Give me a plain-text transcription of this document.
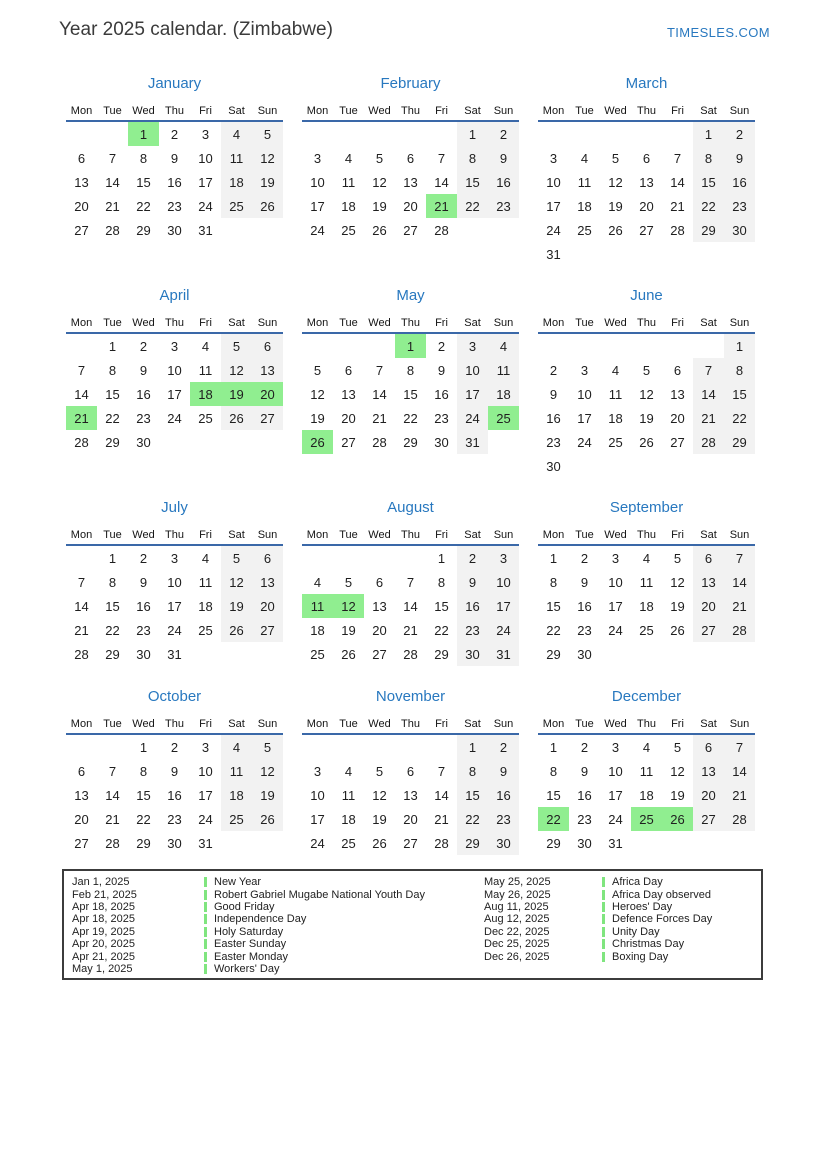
Year 2025 calendar. (Zimbabwe)	TIMESLES.COM
January
Mon	Tue	Wed	Thu	Fri	Sat	Sun
		1	2	3	4	5
6	7	8	9	10	11	12
13	14	15	16	17	18	19
20	21	22	23	24	25	26
27	28	29	30	31		
February
Mon	Tue	Wed	Thu	Fri	Sat	Sun
					1	2
3	4	5	6	7	8	9
10	11	12	13	14	15	16
17	18	19	20	21	22	23
24	25	26	27	28		
March
Mon	Tue	Wed	Thu	Fri	Sat	Sun
					1	2
3	4	5	6	7	8	9
10	11	12	13	14	15	16
17	18	19	20	21	22	23
24	25	26	27	28	29	30
31						
April
Mon	Tue	Wed	Thu	Fri	Sat	Sun
	1	2	3	4	5	6
7	8	9	10	11	12	13
14	15	16	17	18	19	20
21	22	23	24	25	26	27
28	29	30				
May
Mon	Tue	Wed	Thu	Fri	Sat	Sun
			1	2	3	4
5	6	7	8	9	10	11
12	13	14	15	16	17	18
19	20	21	22	23	24	25
26	27	28	29	30	31	
June
Mon	Tue	Wed	Thu	Fri	Sat	Sun
						1
2	3	4	5	6	7	8
9	10	11	12	13	14	15
16	17	18	19	20	21	22
23	24	25	26	27	28	29
30						
July
Mon	Tue	Wed	Thu	Fri	Sat	Sun
	1	2	3	4	5	6
7	8	9	10	11	12	13
14	15	16	17	18	19	20
21	22	23	24	25	26	27
28	29	30	31			
August
Mon	Tue	Wed	Thu	Fri	Sat	Sun
				1	2	3
4	5	6	7	8	9	10
11	12	13	14	15	16	17
18	19	20	21	22	23	24
25	26	27	28	29	30	31
September
Mon	Tue	Wed	Thu	Fri	Sat	Sun
1	2	3	4	5	6	7
8	9	10	11	12	13	14
15	16	17	18	19	20	21
22	23	24	25	26	27	28
29	30					
October
Mon	Tue	Wed	Thu	Fri	Sat	Sun
		1	2	3	4	5
6	7	8	9	10	11	12
13	14	15	16	17	18	19
20	21	22	23	24	25	26
27	28	29	30	31		
November
Mon	Tue	Wed	Thu	Fri	Sat	Sun
					1	2
3	4	5	6	7	8	9
10	11	12	13	14	15	16
17	18	19	20	21	22	23
24	25	26	27	28	29	30
December
Mon	Tue	Wed	Thu	Fri	Sat	Sun
1	2	3	4	5	6	7
8	9	10	11	12	13	14
15	16	17	18	19	20	21
22	23	24	25	26	27	28
29	30	31				
Jan 1, 2025	New Year
Feb 21, 2025	Robert Gabriel Mugabe National Youth Day
Apr 18, 2025	Good Friday
Apr 18, 2025	Independence Day
Apr 19, 2025	Holy Saturday
Apr 20, 2025	Easter Sunday
Apr 21, 2025	Easter Monday
May 1, 2025	Workers' Day
May 25, 2025	Africa Day
May 26, 2025	Africa Day observed
Aug 11, 2025	Heroes' Day
Aug 12, 2025	Defence Forces Day
Dec 22, 2025	Unity Day
Dec 25, 2025	Christmas Day
Dec 26, 2025	Boxing Day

◆ **What you need to do**: Show every line in the entries where the string "Africa" occurs.

◆ **The response**:
May 25, 2025	Africa Day
May 26, 2025	Africa Day observed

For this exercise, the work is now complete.